Written problem |
Pull every "number" line out of the data below.

(Collected data entries)
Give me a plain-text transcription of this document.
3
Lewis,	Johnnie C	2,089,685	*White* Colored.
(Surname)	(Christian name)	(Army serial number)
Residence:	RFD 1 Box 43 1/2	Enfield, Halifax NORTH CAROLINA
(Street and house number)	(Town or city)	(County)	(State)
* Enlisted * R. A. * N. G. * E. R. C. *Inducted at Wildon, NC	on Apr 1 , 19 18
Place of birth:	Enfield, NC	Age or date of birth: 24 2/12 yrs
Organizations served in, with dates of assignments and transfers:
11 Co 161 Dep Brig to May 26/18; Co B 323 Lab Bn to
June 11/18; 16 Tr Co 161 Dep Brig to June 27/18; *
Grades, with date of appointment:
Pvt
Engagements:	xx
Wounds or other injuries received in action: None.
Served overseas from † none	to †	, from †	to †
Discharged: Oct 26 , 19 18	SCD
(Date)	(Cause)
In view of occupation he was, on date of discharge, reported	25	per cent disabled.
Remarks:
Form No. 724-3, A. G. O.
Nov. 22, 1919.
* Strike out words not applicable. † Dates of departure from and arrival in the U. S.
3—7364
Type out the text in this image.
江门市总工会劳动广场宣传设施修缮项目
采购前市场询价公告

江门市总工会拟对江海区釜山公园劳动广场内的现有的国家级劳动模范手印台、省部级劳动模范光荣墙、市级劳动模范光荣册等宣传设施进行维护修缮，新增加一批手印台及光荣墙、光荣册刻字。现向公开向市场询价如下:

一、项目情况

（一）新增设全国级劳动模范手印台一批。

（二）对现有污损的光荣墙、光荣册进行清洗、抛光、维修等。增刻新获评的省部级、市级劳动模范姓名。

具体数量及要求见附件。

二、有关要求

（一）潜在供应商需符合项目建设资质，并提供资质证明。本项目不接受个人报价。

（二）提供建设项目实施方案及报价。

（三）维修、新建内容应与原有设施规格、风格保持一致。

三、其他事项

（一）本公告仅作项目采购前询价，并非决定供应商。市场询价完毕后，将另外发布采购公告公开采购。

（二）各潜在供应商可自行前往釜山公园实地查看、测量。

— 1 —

Finished exercise |
(Surname)	(Christian name)	(Army serial number)
(Street and house number)	(Town or city)	(County)	(State)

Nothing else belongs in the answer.